• _Problem description_
Pick out and copy every line below that has the word "formula".

• _Figure data in JSON_
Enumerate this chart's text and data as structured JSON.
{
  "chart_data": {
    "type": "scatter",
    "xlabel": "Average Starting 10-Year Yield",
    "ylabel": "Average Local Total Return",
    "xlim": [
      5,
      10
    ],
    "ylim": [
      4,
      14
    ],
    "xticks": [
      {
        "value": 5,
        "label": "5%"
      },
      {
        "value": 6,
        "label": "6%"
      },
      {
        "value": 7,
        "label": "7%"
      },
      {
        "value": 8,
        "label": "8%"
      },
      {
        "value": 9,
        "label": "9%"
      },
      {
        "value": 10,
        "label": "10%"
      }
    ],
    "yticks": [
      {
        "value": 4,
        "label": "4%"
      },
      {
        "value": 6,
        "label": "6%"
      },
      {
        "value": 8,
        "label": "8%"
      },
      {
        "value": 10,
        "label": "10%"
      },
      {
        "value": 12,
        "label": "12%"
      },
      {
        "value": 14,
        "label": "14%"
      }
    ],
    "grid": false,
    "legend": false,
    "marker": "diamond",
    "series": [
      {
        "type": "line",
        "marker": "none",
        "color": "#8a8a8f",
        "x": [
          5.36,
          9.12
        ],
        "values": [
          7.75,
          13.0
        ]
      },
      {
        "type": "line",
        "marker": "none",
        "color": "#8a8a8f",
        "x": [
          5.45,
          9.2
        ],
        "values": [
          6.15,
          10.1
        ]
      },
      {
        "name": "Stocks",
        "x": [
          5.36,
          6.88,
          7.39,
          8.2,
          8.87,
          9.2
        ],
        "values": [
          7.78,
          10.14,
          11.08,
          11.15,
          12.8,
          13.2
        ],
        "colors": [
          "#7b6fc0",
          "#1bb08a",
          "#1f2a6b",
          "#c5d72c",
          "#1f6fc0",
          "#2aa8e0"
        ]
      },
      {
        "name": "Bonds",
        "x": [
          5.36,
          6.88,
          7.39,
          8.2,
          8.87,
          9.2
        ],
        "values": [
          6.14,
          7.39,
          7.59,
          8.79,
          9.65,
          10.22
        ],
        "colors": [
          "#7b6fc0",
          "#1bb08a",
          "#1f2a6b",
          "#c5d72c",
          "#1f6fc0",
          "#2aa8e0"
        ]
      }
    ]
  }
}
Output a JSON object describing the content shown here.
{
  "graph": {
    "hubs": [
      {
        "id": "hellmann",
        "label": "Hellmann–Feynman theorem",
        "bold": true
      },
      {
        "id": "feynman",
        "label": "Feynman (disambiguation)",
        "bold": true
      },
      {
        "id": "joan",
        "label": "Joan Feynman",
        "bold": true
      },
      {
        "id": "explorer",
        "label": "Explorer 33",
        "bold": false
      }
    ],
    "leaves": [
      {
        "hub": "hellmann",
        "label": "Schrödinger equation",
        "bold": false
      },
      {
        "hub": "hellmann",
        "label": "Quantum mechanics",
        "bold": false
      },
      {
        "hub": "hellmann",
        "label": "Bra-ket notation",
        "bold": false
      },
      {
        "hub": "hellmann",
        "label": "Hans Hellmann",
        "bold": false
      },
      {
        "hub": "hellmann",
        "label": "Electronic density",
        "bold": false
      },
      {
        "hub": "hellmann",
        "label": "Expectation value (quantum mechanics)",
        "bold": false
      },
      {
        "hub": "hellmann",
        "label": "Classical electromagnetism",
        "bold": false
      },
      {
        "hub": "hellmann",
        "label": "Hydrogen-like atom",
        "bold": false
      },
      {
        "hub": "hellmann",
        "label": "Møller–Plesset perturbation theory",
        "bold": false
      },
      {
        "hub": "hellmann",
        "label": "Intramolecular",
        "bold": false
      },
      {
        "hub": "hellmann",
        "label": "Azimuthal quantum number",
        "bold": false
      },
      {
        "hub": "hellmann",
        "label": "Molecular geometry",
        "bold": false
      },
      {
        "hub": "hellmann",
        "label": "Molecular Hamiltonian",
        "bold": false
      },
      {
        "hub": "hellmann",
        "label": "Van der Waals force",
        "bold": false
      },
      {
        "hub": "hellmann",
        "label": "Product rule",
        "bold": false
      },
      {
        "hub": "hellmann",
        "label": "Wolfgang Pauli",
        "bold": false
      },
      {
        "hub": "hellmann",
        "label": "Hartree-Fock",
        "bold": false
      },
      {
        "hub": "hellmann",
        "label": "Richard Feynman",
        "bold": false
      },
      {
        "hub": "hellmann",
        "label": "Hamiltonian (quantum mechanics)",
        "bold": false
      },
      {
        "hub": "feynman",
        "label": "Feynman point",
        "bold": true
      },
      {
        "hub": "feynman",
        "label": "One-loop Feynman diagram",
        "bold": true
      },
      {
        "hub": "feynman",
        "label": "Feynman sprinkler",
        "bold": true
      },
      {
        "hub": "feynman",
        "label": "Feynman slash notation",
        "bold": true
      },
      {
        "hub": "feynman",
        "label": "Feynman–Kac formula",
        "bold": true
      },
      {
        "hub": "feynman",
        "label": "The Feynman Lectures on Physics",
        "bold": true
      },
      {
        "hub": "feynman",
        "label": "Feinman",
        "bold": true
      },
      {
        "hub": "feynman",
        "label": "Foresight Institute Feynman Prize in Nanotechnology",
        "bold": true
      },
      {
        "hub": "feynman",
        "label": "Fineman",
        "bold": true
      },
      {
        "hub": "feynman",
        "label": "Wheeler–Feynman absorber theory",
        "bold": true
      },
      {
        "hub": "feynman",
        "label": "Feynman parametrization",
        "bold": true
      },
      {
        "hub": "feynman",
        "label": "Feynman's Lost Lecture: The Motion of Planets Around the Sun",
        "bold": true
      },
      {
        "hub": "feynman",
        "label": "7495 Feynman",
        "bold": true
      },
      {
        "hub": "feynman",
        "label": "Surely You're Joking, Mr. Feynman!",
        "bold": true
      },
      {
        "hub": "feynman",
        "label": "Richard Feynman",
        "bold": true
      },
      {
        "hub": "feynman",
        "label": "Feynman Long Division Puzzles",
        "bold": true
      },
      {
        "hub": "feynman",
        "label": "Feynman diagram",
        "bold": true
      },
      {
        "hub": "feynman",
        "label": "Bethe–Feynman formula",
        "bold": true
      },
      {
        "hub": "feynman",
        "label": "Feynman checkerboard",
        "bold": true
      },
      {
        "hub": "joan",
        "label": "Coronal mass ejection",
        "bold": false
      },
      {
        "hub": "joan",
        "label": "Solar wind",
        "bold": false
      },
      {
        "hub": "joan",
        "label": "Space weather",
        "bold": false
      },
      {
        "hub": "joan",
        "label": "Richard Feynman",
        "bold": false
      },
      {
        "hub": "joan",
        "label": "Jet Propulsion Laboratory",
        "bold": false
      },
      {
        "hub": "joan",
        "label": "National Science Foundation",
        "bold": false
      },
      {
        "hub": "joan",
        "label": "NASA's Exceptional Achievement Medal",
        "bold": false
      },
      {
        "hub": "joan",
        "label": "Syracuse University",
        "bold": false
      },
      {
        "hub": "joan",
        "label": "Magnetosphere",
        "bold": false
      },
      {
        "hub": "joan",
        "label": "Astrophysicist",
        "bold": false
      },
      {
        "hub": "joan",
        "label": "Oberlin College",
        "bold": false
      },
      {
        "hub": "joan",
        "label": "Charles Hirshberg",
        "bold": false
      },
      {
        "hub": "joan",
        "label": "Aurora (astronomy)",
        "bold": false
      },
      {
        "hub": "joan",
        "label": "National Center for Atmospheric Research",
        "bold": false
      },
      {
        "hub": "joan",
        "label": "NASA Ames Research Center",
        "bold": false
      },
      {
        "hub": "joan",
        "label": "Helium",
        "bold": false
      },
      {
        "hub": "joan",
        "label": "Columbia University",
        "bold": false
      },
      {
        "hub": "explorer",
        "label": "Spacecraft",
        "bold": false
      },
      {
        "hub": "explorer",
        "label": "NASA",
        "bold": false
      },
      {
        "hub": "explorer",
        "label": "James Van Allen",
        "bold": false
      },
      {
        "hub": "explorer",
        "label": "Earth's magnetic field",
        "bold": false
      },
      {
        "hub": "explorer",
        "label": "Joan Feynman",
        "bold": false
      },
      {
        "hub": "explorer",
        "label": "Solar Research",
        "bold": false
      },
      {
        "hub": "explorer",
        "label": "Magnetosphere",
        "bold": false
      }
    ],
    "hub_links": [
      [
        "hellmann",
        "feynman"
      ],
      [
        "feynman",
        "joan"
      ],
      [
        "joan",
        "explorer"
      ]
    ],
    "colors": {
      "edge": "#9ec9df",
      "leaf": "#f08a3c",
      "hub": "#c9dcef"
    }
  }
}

• _Finished answer_
        "label": "Feynman–Kac formula",
        "label": "Bethe–Feynman formula",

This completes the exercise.